▶ _STATED PROBLEM_
Copy the listing below in full and skip every picture.

▶ _DATA SUPPLIED_
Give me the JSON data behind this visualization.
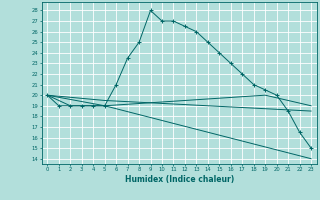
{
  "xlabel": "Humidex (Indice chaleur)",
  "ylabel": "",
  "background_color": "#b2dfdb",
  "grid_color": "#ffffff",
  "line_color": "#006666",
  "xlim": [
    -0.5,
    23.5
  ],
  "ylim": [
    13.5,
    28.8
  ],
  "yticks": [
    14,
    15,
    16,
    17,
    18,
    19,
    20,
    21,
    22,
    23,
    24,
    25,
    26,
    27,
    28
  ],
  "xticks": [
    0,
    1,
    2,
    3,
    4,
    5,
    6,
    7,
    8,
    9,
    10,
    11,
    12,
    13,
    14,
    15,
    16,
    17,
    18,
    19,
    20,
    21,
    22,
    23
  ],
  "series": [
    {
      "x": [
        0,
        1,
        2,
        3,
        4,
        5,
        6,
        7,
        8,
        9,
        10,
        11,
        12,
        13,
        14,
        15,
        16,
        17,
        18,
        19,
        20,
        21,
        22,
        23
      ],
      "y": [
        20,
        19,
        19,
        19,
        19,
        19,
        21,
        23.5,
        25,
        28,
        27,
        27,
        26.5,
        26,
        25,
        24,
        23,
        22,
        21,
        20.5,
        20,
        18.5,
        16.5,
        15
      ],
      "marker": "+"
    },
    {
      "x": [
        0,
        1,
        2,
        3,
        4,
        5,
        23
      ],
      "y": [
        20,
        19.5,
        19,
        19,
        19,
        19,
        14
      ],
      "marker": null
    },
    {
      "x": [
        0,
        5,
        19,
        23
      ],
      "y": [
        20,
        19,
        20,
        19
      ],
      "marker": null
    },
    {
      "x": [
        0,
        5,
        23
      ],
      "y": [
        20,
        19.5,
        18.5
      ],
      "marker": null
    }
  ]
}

▶ _EXERCISE ANSWER_
Give me the JSON data behind this visualization.
{
  "xlabel": "Humidex (Indice chaleur)",
  "ylabel": "",
  "background_color": "#b2dfdb",
  "grid_color": "#ffffff",
  "line_color": "#006666",
  "xlim": [
    -0.5,
    23.5
  ],
  "ylim": [
    13.5,
    28.8
  ],
  "yticks": [
    14,
    15,
    16,
    17,
    18,
    19,
    20,
    21,
    22,
    23,
    24,
    25,
    26,
    27,
    28
  ],
  "xticks": [
    0,
    1,
    2,
    3,
    4,
    5,
    6,
    7,
    8,
    9,
    10,
    11,
    12,
    13,
    14,
    15,
    16,
    17,
    18,
    19,
    20,
    21,
    22,
    23
  ],
  "series": [
    {
      "x": [
        0,
        1,
        2,
        3,
        4,
        5,
        6,
        7,
        8,
        9,
        10,
        11,
        12,
        13,
        14,
        15,
        16,
        17,
        18,
        19,
        20,
        21,
        22,
        23
      ],
      "y": [
        20,
        19,
        19,
        19,
        19,
        19,
        21,
        23.5,
        25,
        28,
        27,
        27,
        26.5,
        26,
        25,
        24,
        23,
        22,
        21,
        20.5,
        20,
        18.5,
        16.5,
        15
      ],
      "marker": "+"
    },
    {
      "x": [
        0,
        1,
        2,
        3,
        4,
        5,
        23
      ],
      "y": [
        20,
        19.5,
        19,
        19,
        19,
        19,
        14
      ],
      "marker": null
    },
    {
      "x": [
        0,
        5,
        19,
        23
      ],
      "y": [
        20,
        19,
        20,
        19
      ],
      "marker": null
    },
    {
      "x": [
        0,
        5,
        23
      ],
      "y": [
        20,
        19.5,
        18.5
      ],
      "marker": null
    }
  ]
}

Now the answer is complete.